■ Stated problem:
Please report every line from the material that contains the word "warnt".

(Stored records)
━━━━━━━━━━
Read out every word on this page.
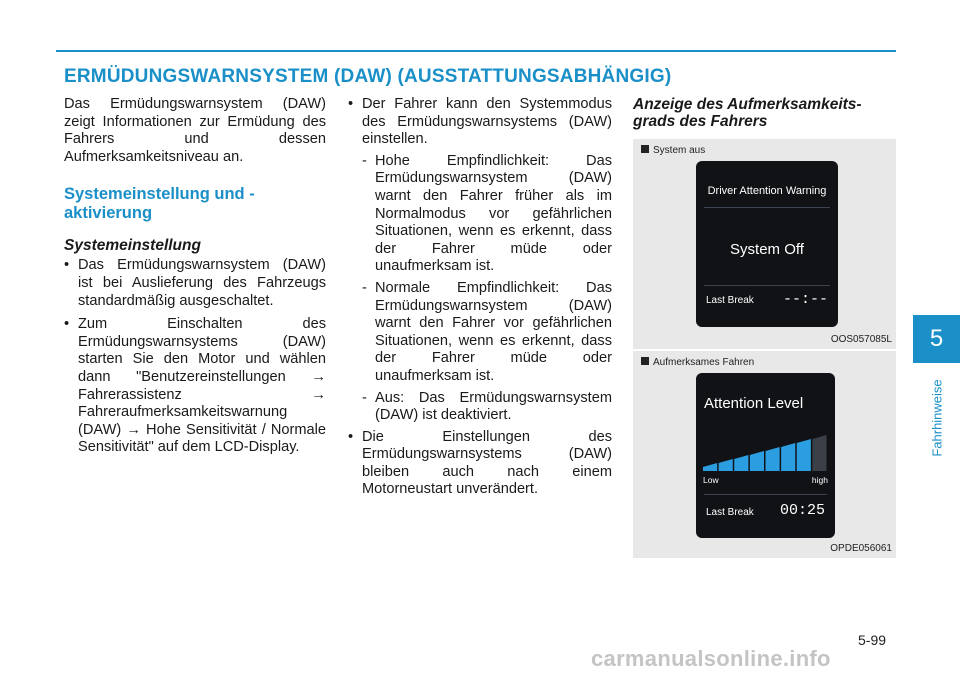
ERMÜDUNGSWARNSYSTEM (DAW) (AUSSTATTUNGSABHÄNGIG)

Das Ermüdungswarnsystem (DAW) zeigt Informationen zur Ermüdung des Fahrers und dessen Aufmerksamkeitsniveau an.

Systemeinstellung und - aktivierung

Systemeinstellung

• Das Ermüdungswarnsystem (DAW) ist bei Auslieferung des Fahrzeugs standardmäßig ausgeschaltet.
• Zum Einschalten des Ermüdungswarnsystems (DAW) starten Sie den Motor und wählen dann "Benutzereinstellungen → Fahrerassistenz → Fahreraufmerksamkeitswarnung (DAW) → Hohe Sensitivität / Normale Sensitivität" auf dem LCD-Display.
• Der Fahrer kann den Systemmodus des Ermüdungswarnsystems (DAW) einstellen.
- Hohe Empfindlichkeit: Das Ermüdungswarnsystem (DAW) warnt den Fahrer früher als im Normalmodus vor gefährlichen Situationen, wenn es erkennt, dass der Fahrer müde oder unaufmerksam ist.
- Normale Empfindlichkeit: Das Ermüdungswarnsystem (DAW) warnt den Fahrer vor gefährlichen Situationen, wenn es erkennt, dass der Fahrer müde oder unaufmerksam ist.
- Aus: Das Ermüdungswarnsystem (DAW) ist deaktiviert.
• Die Einstellungen des Ermüdungswarnsystems (DAW) bleiben auch nach einem Motorneustart unverändert.

Anzeige des Aufmerksamkeits-grads des Fahrers

System aus
Driver Attention Warning
System Off
Last Break --:--
OOS057085L
Aufmerksames Fahren
Attention Level
Low	high
Last Break 00:25
OPDE056061
5
Fahrhinweise
5-99
carmanualsonline.info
━━━━━━━━━━
■ Exercise answer:
- Hohe Empfindlichkeit: Das Ermüdungswarnsystem (DAW) warnt den Fahrer früher als im Normalmodus vor gefährlichen Situationen, wenn es erkennt, dass der Fahrer müde oder unaufmerksam ist.
- Normale Empfindlichkeit: Das Ermüdungswarnsystem (DAW) warnt den Fahrer vor gefährlichen Situationen, wenn es erkennt, dass der Fahrer müde oder unaufmerksam ist.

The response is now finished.